- _PROBLEM_
Which lines in the data below contain the word "Tamil"? Return each of them.

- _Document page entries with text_
/---
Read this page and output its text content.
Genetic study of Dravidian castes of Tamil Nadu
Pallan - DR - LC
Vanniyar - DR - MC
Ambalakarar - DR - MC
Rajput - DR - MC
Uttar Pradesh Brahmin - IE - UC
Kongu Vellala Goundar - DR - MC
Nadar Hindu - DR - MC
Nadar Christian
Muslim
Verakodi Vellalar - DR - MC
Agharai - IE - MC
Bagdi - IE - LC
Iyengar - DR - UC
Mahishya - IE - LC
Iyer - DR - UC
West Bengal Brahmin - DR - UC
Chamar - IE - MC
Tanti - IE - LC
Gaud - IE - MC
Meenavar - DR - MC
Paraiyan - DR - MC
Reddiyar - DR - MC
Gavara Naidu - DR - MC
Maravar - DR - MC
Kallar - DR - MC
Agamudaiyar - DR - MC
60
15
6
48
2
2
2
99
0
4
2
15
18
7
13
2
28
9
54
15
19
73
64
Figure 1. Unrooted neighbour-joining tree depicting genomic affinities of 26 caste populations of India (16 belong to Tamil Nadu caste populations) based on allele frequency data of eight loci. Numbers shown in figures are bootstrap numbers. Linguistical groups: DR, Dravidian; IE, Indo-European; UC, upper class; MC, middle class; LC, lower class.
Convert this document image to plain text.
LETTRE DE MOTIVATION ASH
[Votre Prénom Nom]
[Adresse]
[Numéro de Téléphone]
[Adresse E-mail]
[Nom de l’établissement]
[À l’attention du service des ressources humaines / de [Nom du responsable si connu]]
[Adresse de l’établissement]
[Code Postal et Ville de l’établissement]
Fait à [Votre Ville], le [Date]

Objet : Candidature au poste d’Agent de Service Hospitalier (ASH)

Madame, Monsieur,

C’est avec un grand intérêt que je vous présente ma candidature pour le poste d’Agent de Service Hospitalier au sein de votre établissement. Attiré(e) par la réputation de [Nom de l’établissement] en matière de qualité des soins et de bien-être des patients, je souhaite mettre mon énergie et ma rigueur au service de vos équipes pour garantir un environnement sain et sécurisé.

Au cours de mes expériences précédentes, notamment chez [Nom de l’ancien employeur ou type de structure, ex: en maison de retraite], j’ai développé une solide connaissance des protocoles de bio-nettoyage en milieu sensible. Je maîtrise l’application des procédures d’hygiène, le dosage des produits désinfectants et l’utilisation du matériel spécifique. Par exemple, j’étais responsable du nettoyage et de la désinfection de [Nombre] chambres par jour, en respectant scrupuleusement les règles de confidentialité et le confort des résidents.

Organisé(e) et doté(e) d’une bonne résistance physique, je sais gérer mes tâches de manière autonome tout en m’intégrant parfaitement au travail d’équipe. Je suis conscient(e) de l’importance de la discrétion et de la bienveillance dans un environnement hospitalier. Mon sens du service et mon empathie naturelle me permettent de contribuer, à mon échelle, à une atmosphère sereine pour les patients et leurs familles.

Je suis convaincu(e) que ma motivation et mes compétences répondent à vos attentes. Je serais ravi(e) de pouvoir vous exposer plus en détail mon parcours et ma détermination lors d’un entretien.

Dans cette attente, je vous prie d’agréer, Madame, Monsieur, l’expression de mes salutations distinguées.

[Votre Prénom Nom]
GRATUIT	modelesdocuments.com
\---
- _OUTPUT OF THE EXERCISE_
Genetic study of Dravidian castes of Tamil Nadu
Figure 1. Unrooted neighbour-joining tree depicting genomic affinities of 26 caste populations of India (16 belong to Tamil Nadu caste populations) based on allele frequency data of eight loci. Numbers shown in figures are bootstrap numbers. Linguistical groups: DR, Dravidian; IE, Indo-European; UC, upper class; MC, middle class; LC, lower class.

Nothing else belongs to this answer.